**Written request:**
Show every line of the records below that contains the word "limited".

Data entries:
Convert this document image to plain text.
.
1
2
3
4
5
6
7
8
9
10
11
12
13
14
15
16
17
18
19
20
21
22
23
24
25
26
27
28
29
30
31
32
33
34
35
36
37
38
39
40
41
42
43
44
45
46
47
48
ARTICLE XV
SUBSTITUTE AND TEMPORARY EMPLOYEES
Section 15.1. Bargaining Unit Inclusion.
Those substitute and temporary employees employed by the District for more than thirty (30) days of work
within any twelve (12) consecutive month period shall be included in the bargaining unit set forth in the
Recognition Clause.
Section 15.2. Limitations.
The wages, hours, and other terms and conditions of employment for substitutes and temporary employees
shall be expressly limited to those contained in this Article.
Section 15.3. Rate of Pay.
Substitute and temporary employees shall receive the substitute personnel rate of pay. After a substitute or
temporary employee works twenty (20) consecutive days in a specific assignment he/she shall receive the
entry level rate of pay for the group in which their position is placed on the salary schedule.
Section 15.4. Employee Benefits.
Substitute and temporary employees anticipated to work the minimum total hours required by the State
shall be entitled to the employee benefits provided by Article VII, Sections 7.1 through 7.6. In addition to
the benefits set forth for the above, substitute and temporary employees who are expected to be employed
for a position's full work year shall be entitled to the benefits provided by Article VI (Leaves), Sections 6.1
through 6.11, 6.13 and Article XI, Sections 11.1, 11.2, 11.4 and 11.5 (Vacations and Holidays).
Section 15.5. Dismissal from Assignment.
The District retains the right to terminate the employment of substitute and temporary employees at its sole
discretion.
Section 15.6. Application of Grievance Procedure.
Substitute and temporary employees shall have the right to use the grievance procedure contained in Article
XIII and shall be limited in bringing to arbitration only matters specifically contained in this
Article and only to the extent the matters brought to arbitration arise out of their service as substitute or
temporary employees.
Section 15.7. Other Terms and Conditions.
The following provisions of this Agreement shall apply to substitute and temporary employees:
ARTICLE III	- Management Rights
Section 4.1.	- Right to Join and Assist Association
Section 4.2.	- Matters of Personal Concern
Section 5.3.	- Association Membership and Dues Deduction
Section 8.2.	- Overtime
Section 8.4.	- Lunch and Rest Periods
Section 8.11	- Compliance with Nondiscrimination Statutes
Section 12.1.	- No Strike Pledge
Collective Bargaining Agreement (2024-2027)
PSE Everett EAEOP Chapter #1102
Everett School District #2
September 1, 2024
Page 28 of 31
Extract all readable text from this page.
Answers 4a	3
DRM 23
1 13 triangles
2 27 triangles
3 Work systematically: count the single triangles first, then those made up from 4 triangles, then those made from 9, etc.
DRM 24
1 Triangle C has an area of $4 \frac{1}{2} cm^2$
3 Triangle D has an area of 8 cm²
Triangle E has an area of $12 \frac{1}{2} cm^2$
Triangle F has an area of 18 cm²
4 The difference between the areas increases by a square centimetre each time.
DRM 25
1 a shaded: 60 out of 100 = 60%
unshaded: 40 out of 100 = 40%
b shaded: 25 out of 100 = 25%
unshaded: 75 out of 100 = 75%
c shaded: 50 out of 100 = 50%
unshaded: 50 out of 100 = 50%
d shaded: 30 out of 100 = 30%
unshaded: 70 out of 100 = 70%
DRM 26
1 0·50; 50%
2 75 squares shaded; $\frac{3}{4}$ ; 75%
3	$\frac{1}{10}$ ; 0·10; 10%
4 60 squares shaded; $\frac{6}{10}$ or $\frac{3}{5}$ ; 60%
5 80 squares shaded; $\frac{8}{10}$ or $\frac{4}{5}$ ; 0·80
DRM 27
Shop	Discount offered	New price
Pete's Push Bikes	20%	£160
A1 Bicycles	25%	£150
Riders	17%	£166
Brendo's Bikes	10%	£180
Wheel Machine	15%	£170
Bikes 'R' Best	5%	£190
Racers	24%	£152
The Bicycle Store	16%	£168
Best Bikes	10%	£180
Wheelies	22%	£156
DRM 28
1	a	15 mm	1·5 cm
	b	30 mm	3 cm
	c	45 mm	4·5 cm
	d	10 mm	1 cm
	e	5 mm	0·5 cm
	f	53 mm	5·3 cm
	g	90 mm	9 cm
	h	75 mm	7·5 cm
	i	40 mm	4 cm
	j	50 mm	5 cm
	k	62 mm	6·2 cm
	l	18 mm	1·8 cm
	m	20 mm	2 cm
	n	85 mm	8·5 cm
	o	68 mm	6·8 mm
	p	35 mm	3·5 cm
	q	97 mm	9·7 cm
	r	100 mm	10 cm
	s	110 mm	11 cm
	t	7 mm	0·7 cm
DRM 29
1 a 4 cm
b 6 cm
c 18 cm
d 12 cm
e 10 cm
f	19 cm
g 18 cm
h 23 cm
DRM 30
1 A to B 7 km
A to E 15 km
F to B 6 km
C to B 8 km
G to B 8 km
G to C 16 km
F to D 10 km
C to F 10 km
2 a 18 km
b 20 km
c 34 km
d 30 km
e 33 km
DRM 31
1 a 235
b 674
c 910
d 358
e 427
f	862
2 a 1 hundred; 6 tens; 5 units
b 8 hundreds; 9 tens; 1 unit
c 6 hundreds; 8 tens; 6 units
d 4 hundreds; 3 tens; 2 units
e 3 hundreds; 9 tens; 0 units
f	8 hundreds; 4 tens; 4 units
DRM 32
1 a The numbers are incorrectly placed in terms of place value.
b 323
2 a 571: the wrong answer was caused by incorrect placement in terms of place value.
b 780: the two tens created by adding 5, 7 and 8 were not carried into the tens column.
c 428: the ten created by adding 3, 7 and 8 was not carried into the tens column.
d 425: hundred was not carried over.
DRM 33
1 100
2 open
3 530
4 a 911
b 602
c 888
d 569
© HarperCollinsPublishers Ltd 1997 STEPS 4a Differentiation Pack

...

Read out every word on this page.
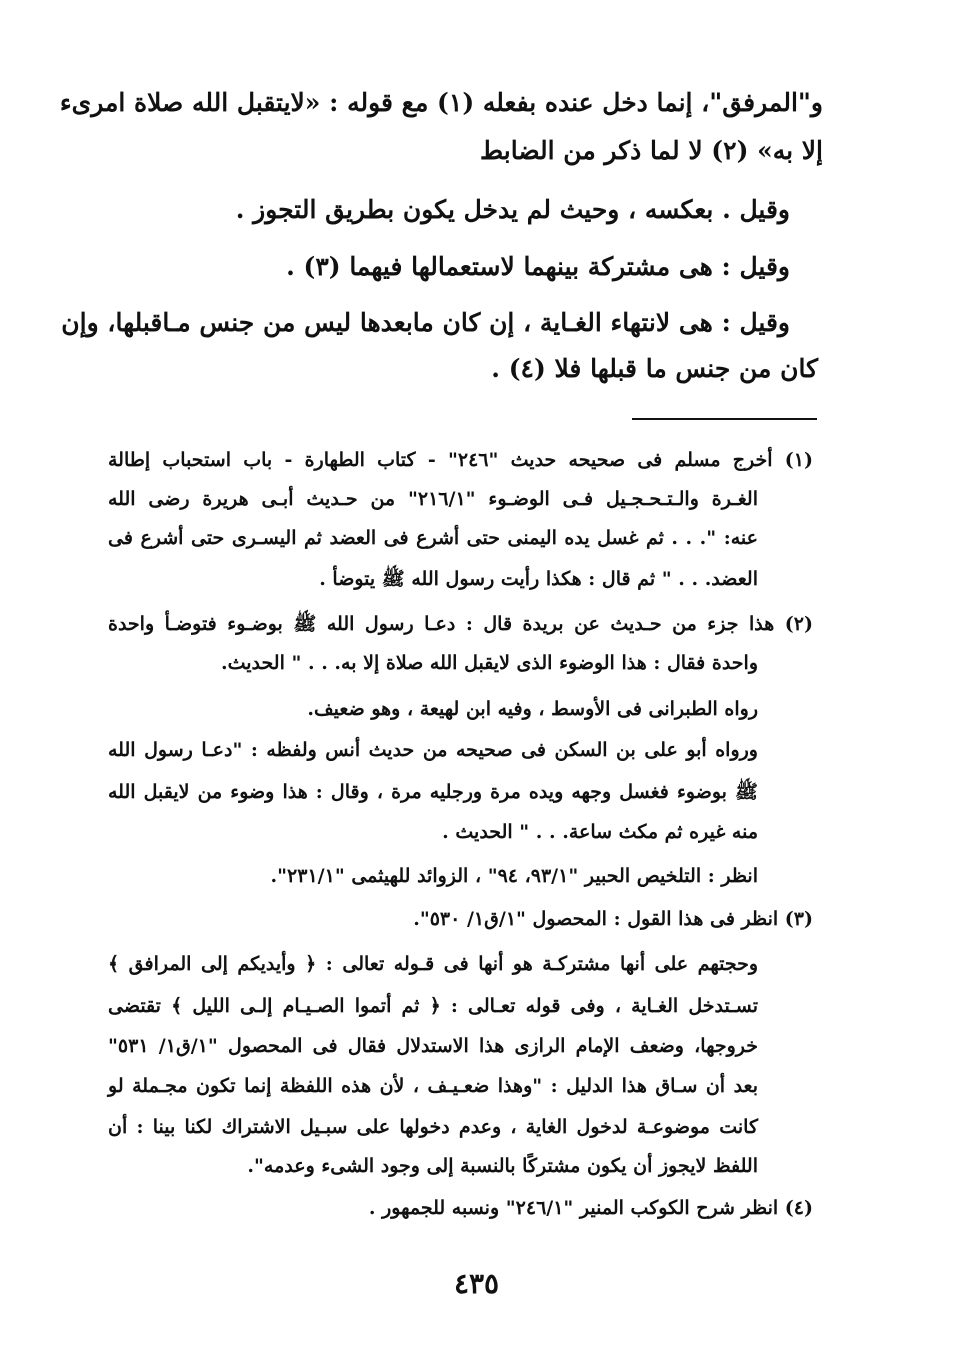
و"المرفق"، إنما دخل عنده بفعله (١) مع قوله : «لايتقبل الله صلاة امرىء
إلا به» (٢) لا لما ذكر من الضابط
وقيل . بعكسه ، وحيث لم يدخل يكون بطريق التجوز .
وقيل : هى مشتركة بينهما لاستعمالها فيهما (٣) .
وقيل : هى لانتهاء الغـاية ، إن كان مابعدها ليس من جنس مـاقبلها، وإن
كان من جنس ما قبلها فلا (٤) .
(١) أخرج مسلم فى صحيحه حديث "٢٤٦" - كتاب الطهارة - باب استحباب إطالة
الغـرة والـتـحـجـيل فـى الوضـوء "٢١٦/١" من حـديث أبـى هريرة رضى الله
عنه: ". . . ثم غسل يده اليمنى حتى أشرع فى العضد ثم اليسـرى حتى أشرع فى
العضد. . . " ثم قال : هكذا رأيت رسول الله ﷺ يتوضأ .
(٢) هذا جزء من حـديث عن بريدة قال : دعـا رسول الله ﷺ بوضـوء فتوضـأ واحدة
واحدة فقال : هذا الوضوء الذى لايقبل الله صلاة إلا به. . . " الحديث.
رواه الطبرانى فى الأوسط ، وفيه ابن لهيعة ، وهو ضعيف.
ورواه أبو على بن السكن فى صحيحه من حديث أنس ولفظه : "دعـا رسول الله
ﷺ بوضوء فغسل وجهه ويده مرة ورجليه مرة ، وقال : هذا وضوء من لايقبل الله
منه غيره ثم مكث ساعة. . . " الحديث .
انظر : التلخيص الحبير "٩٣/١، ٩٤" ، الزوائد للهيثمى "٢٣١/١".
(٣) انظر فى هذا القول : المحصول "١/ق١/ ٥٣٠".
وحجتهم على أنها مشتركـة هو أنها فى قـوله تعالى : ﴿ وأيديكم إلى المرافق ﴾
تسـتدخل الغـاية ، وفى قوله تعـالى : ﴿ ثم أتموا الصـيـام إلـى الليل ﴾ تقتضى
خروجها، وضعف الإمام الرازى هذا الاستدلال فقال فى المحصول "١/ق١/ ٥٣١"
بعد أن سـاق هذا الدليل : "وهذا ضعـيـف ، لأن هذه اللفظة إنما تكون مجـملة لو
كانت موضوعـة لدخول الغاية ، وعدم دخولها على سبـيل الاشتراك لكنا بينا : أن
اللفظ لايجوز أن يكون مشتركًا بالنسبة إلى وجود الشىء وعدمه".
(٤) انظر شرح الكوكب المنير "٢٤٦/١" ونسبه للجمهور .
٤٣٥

...

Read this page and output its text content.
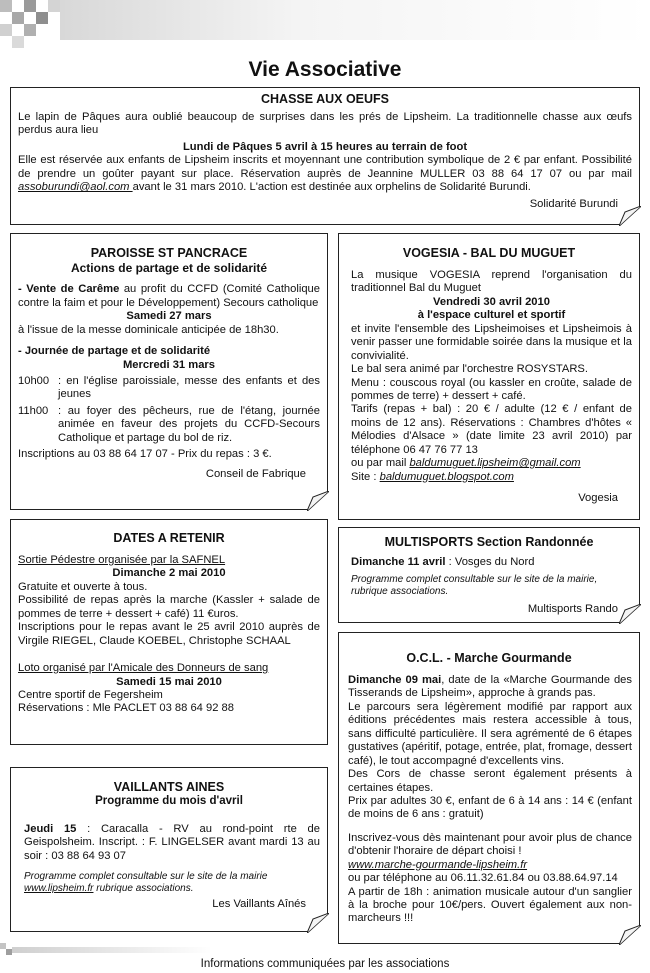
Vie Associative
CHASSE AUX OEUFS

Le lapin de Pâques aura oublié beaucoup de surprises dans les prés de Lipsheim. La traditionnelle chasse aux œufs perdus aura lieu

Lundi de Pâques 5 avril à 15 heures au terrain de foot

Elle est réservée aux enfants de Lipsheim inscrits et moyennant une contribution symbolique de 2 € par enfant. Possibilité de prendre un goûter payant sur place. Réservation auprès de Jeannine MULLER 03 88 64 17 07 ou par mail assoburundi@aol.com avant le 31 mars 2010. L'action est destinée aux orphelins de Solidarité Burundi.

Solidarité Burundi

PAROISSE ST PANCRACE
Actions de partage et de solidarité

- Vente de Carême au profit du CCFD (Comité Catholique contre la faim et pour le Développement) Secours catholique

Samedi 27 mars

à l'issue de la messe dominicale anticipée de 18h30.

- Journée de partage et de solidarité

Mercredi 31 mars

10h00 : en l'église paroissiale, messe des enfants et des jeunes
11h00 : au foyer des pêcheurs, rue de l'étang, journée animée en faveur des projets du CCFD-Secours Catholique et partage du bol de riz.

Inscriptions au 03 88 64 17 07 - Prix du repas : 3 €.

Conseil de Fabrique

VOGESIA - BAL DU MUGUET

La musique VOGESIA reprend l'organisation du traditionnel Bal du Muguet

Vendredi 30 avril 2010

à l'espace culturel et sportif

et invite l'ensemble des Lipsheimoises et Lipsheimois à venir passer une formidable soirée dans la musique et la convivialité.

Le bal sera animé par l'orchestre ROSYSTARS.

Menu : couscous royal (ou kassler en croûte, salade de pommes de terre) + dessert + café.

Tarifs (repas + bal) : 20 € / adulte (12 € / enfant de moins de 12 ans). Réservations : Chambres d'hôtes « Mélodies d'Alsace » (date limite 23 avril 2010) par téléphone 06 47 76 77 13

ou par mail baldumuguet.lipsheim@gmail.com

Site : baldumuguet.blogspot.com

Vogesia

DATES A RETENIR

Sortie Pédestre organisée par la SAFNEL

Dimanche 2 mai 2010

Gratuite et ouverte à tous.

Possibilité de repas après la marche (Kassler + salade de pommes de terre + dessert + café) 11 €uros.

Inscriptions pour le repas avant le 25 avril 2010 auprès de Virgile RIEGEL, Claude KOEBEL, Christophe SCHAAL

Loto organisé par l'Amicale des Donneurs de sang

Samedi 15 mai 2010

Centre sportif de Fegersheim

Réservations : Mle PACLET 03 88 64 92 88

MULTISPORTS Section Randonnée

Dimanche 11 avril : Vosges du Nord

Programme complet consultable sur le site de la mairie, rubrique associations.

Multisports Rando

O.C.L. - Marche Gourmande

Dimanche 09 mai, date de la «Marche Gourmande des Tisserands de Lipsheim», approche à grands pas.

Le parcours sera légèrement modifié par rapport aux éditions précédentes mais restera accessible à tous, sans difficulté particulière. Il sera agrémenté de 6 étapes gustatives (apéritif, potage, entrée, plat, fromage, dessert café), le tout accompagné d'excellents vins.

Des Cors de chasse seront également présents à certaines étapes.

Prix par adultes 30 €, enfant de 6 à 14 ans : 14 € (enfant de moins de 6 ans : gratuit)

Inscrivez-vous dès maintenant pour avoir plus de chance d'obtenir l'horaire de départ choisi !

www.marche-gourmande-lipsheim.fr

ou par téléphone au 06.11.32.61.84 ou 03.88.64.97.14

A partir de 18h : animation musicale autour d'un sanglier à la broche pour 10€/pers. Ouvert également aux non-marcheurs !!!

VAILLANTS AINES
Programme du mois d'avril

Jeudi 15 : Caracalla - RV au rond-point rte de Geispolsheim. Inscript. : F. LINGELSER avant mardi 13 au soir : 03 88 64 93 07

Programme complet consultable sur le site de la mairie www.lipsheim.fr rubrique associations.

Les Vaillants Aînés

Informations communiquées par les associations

**Final answer:**
shall be expressly limited to those contained in this Article.
XIII and shall be limited in bringing to arbitration only matters specifically contained in this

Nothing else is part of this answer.